* begin *
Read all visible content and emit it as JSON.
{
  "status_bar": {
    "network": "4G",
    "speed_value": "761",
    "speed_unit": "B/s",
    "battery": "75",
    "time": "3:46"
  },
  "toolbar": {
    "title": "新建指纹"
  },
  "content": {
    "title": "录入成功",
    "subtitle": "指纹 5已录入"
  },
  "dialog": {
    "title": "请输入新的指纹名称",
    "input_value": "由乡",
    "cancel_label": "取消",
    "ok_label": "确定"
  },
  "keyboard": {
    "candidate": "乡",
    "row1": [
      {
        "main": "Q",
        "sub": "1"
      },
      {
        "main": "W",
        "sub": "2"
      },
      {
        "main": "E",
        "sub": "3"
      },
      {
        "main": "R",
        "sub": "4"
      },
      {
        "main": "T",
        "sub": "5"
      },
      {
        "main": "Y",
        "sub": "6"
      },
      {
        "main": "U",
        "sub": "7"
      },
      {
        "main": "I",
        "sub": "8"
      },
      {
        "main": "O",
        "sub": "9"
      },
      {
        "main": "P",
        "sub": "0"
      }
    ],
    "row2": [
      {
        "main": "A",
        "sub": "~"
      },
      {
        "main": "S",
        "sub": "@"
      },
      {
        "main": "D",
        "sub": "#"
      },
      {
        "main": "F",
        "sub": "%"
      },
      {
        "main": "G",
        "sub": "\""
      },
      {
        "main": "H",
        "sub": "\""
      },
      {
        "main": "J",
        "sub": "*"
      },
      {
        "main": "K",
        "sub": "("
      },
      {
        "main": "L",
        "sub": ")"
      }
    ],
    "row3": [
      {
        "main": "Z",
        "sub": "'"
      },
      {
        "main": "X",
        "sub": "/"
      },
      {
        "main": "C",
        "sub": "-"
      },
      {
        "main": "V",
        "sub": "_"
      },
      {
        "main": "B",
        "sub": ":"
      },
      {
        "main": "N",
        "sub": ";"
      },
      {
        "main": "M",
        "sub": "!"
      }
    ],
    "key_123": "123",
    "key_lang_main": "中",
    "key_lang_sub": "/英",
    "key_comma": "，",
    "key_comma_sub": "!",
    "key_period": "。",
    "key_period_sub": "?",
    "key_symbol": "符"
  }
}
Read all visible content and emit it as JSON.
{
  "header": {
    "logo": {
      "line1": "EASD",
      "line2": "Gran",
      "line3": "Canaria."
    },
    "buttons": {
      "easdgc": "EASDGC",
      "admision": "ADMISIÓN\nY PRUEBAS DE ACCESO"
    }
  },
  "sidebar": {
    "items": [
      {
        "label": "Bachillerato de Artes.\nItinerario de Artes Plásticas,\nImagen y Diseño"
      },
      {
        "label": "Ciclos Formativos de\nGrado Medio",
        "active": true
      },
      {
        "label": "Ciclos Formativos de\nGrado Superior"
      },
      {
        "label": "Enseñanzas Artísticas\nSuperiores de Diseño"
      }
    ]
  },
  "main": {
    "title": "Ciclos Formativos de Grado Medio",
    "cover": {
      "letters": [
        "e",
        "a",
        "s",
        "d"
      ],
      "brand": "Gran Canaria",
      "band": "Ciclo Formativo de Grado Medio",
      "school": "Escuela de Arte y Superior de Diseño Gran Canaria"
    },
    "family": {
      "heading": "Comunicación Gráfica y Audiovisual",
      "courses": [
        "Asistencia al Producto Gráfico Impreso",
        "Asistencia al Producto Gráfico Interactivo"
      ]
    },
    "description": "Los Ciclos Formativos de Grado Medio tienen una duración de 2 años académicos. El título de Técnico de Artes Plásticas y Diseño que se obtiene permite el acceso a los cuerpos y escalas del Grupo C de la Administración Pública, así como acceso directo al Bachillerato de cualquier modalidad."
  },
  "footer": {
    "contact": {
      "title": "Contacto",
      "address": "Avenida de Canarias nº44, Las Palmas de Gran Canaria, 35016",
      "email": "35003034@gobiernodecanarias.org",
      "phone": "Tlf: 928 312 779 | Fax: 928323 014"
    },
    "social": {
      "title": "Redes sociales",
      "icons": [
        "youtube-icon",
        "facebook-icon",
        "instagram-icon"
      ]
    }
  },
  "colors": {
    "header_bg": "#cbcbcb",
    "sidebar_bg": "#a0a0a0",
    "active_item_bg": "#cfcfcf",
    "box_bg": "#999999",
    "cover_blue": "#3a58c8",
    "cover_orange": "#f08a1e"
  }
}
* end *
## Exercise task
Search the records for the word "Formativos". Copy every line that has it.

## Reply to the task
        "label": "Ciclos Formativos de\nGrado Medio",
        "label": "Ciclos Formativos de\nGrado Superior"
    "title": "Ciclos Formativos de Grado Medio",
    "description": "Los Ciclos Formativos de Grado Medio tienen una duración de 2 años académicos. El título de Técnico de Artes Plásticas y Diseño que se obtiene permite el acceso a los cuerpos y escalas del Grupo C de la Administración Pública, así como acceso directo al Bachillerato de cualquier modalidad."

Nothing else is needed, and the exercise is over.